Amitié Charles Péguy : Vous organisez un colloque sur Charles Péguy au Centre culturel international de Cerisy. Pourquoi avoir choisi ce lieu particulièrement ?



Claire Daudin : Le domaine de Cerisy est depuis plusieurs décennies un lieu très important pour la vie intellectuelle et culturelle de notre pays. Edith Heurgon, son actuelle directrice, maintient une tradition familiale inaugurée par son grand-père Paul Desjardins à l’abbaye de Pontigny, dont les fameuses Décades ont accueillies les grands noms de la littérature européenne. Un colloque Péguy avait déjà été organisé dans ce lieu prestigieux en 1971 : j’ai eu l’occasion d’en feuilleter l’album photographique, ce qui fut très émouvant, car on y retrouvait tous ceux qui ont formé la génération actuelle : François Gerbod et Julie Sabiani, Jean Bastaire, le P. Pie Duployé, André Devaux et bien d’autres… Organiser un deuxième colloque en 2014, c’est témoigner de l’actualité de Péguy, et de la vitalité des études péguystes.

Jérôme Roger : Il se trouve que  j’ai déjà participé à deux colloques à Cerisy, l’un sur Claudel, l’autre sur Michaux,  et j’ai pu apprécier dans les deux cas, la passion qui peut animer les débats, le ton assez libre des interventions également, qui peut trancher avec celui parfois plus convenu des  colloques strictement universitaires. 



A.C.P. : Pendant une semaine, les participants vont débattre autour d'une interrogation : "Voix de Péguy : quels échos aujourd'hui ?" De quoi va-t-il être question plus précisément ?



C.D. : En cette année du centenaire de la mort de Péguy, nous avons déjà eu l’occasion de réfléchir sur ce qu’on pourrait appeler son « message ». Le colloque sur «  l’actualité de la pensée politique de Péguy » a été riche a cet égard, nous permettant de faire consonner les thèmes chers à l’auteur avec les questions que se pose notre époque. En nous interrogeant sur la voix, ou les voix de Péguy, car le pluriel a plus de sens que le singulier ici, nous voulons souligner tout ce qui a trait à l’oralité dans le style de l’écrivain. Péguy est un créateur de revue, un acteur du débat intellectuel, et un pédagogue. Il ne l’oublie jamais quand il écrit, que ce soit en prose ou en vers. C’est bien une voix, ou un concert de voix, qui résonnent dans ses textes. Ils gagnent d’ailleurs à être entendus autant qu’à être lus. C’est pourquoi nous avons invité plusieurs comédiens, qui nous expliqueront leur rapport particulier au texte de Péguy, et nous le ferons découvrir à travers le prisme de leur voix.

J.R. : Comme tous les grands créateurs, Péguy invente son propre langage à partir d’une critique radicale des usages dominants de la langue, académique, politique, théologique et  jusque  dans le champ de la production littéraire. Par  là,  son actualité  ne  se  réduit  certainement  pas à des formules souvent  ressassées, ou citées sorties de leur contexte, de leur  flux, de leur «  voix » précisément. Le citationisme a fait grand tort    à sa lecture. Raison de plus pour en sortir.

Enregistrements des boîtes d'éléments:
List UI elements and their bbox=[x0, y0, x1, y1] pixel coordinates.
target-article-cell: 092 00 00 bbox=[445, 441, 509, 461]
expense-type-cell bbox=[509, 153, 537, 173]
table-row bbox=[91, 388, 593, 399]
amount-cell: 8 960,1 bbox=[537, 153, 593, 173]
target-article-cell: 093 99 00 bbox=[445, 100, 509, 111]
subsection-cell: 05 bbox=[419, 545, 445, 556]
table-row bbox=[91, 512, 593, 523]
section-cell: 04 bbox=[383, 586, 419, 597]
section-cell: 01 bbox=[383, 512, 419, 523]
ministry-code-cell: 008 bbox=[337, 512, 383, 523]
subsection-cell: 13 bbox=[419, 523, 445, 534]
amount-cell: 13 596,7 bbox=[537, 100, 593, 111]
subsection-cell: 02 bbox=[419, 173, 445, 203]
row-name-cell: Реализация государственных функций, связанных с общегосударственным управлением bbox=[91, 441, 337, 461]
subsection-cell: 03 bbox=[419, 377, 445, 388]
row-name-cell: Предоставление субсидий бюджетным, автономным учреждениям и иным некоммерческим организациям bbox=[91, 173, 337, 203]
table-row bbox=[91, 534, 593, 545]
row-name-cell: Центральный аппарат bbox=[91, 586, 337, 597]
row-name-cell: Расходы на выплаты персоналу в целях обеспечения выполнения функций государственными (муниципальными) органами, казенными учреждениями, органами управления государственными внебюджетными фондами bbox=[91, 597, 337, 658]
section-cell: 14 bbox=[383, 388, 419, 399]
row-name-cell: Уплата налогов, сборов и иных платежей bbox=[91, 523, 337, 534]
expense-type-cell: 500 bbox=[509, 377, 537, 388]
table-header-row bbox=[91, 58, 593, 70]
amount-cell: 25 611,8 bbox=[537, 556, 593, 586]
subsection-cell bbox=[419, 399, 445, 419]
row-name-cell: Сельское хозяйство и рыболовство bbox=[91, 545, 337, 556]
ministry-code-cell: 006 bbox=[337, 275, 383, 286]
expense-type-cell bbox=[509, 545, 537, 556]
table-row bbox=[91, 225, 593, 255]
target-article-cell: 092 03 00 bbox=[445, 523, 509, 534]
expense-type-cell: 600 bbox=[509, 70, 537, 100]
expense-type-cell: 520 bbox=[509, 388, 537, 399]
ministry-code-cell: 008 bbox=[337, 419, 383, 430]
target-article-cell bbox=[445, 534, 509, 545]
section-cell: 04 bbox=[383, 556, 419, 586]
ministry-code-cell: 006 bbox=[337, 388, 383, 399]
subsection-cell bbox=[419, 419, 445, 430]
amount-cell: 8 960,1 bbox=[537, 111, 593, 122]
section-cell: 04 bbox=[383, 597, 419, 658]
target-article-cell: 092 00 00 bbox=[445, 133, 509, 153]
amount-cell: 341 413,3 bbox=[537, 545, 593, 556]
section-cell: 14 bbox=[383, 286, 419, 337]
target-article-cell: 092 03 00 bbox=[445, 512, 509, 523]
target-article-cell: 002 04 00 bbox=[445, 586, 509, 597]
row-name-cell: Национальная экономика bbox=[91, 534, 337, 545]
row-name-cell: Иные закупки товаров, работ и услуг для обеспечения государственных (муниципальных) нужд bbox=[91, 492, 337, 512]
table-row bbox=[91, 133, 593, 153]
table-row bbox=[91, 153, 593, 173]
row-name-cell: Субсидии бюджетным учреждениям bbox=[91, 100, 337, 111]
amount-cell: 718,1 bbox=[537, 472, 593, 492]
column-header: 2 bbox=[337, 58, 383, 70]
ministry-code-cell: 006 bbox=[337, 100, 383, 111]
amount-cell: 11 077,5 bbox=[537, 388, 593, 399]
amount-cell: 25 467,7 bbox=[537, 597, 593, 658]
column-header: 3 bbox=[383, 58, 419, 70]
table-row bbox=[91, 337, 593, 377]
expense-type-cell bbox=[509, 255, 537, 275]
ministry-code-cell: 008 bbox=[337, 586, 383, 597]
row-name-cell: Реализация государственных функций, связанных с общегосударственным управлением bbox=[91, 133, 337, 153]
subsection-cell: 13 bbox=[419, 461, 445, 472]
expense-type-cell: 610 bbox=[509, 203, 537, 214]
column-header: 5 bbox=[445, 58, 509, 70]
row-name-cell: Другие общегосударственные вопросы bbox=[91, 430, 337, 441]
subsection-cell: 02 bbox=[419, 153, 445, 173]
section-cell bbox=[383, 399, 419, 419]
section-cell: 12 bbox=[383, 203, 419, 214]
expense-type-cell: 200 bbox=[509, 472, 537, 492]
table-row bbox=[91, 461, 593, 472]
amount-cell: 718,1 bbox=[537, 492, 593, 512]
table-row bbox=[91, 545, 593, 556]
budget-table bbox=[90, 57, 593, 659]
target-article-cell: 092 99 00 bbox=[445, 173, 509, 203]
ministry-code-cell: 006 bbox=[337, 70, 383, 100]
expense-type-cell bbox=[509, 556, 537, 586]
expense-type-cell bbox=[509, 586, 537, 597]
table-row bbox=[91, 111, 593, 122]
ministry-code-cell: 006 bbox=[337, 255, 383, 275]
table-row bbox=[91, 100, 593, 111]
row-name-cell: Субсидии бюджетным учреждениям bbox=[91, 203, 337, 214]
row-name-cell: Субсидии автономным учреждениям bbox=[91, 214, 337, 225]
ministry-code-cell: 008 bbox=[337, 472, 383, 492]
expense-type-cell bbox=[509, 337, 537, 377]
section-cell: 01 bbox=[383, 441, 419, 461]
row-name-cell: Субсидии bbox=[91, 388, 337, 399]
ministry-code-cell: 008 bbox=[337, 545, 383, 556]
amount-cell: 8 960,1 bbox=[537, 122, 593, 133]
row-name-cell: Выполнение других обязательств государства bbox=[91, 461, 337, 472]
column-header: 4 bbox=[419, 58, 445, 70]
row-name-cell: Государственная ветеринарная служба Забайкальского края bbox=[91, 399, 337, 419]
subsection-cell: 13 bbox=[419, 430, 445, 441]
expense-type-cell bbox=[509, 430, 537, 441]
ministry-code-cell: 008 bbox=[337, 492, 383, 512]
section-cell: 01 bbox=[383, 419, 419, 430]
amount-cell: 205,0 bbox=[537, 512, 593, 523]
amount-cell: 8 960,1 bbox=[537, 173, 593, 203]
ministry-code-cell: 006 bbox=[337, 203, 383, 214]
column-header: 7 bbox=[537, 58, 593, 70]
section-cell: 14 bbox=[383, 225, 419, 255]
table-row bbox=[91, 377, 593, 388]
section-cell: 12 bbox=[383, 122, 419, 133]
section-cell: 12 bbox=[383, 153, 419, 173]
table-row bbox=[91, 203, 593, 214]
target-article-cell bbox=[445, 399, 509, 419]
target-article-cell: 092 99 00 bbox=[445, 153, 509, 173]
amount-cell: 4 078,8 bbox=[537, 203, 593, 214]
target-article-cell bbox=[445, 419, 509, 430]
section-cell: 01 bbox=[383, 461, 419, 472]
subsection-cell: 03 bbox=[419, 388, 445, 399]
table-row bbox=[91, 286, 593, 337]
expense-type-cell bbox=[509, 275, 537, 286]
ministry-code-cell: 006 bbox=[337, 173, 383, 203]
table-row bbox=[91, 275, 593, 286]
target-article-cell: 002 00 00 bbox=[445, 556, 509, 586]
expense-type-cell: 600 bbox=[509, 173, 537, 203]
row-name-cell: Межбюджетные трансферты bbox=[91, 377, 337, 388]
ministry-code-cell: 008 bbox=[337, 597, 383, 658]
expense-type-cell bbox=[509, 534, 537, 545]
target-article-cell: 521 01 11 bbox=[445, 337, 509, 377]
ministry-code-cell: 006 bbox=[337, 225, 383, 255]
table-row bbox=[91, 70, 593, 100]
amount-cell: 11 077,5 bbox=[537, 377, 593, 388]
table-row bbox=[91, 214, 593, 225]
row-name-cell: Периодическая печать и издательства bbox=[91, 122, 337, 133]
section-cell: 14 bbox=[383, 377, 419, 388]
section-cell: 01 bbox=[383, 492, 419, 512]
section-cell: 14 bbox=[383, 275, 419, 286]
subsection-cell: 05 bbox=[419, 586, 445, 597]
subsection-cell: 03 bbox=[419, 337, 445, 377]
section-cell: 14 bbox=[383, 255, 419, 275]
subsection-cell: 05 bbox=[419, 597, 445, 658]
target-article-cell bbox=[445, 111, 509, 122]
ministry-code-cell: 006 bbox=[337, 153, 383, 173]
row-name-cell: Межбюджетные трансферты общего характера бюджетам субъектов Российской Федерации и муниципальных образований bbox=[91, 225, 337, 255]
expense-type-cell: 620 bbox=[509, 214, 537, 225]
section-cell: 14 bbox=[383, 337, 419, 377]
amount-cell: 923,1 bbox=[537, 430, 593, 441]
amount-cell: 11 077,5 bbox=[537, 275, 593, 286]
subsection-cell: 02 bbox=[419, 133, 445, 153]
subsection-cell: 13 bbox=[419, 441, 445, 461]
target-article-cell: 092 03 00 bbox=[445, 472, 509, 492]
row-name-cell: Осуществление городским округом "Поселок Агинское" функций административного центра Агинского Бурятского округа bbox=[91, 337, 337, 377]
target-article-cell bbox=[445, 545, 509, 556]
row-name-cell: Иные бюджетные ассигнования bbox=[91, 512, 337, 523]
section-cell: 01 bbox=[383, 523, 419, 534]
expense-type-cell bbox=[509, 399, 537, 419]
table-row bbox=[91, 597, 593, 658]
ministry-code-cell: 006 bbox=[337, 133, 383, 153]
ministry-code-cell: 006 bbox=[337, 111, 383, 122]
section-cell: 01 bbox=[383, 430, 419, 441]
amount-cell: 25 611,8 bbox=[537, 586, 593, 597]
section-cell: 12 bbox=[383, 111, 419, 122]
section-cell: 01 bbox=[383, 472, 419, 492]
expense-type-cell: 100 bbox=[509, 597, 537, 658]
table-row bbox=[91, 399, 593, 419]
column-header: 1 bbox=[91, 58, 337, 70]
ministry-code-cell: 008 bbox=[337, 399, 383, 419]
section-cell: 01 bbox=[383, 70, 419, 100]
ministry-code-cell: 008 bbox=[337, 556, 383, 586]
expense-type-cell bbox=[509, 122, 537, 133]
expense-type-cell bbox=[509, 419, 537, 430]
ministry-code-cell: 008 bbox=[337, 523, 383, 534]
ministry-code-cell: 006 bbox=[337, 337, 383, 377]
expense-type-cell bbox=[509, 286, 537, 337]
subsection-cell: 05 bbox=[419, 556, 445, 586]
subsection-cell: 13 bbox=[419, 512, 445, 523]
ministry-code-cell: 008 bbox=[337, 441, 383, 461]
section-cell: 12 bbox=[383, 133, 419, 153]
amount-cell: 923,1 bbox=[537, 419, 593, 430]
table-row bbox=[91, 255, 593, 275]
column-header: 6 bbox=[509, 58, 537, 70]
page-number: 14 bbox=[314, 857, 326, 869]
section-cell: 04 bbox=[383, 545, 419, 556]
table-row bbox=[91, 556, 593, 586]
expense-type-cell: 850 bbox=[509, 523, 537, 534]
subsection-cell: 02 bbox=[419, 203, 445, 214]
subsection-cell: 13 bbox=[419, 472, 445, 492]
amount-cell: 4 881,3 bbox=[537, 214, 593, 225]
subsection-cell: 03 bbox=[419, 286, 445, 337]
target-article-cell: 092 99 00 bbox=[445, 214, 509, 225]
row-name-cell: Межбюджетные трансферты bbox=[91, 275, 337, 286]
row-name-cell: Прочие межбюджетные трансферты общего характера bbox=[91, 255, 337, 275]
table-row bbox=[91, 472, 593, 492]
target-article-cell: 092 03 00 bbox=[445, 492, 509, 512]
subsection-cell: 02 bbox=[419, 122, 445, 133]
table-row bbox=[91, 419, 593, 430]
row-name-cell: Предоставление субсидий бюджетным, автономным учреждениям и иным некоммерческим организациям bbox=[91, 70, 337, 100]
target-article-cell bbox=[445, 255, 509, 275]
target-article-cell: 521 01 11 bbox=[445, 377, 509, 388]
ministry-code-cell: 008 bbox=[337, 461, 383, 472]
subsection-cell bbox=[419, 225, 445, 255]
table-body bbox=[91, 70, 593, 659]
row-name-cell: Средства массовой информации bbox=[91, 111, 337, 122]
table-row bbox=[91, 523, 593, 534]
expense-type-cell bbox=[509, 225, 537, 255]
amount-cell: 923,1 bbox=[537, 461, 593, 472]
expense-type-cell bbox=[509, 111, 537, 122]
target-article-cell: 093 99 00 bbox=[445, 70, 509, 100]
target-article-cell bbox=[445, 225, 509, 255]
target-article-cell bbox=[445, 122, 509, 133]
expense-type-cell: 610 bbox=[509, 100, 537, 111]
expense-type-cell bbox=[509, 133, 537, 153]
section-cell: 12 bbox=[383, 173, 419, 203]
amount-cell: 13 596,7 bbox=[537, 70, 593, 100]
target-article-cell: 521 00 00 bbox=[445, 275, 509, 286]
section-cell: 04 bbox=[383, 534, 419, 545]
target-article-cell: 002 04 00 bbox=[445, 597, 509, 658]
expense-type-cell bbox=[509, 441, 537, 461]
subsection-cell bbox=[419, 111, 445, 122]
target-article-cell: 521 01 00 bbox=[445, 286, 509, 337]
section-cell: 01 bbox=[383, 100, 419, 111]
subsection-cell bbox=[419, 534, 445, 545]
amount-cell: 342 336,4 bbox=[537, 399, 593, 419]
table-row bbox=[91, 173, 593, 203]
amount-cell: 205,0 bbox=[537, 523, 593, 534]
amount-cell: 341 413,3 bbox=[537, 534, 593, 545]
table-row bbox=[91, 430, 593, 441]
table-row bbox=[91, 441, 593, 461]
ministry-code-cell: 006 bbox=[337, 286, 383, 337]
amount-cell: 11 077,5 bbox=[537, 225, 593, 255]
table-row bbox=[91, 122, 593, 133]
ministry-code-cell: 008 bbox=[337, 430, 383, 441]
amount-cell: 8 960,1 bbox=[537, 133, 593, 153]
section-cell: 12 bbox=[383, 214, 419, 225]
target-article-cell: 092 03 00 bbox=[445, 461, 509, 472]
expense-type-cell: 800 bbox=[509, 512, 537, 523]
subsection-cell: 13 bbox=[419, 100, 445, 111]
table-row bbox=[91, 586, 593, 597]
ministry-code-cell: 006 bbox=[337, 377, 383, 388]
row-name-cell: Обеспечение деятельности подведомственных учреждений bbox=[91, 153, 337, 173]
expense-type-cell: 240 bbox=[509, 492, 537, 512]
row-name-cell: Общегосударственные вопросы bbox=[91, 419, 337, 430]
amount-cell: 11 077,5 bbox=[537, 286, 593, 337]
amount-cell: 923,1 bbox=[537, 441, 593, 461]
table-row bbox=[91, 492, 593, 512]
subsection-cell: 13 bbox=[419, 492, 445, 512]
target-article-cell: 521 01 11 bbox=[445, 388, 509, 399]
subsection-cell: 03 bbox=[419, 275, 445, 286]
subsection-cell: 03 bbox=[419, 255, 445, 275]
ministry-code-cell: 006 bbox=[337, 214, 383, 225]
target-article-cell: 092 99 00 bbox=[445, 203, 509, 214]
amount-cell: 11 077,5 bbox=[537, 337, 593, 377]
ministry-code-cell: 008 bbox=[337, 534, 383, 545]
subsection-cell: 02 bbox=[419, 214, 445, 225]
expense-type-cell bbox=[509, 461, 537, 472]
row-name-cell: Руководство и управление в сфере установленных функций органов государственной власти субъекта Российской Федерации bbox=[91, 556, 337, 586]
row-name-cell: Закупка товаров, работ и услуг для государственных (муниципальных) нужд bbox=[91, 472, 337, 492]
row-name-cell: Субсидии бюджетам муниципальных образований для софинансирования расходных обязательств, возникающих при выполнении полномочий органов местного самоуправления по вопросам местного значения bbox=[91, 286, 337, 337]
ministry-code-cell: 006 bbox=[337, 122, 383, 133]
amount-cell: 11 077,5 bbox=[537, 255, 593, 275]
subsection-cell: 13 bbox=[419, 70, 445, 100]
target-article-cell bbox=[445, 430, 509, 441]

_CONSIGNES_:
1 > Selon l'entretien sur Péguy, en quelle année un premier colloque Péguy s'était-il tenu à Cerisy ?
2 > Citez sans modification le passage de l'entretien sur Péguy situé entre « A.C.P. : Pendant » et « plus précisément ? », ces deux bornes comprises.
3 > Dressez la liste complète des personnes que Claire Daudin nomme, dans l'entretien sur Péguy, parmi celles figurant dans l'album photographique du colloque de 1971.

_RÉPONSES DANS L'ORDRE_:
1 > En 1971.

2 >
A.C.P. : Pendant une semaine, les participants vont débattre autour d'une interrogation : "Voix de Péguy : quels échos aujourd'hui ?" De quoi va-t-il être question plus précisément ?

3 > François Gerbod, Julie Sabiani, Jean Bastaire, le P. Pie Duployé, André Devaux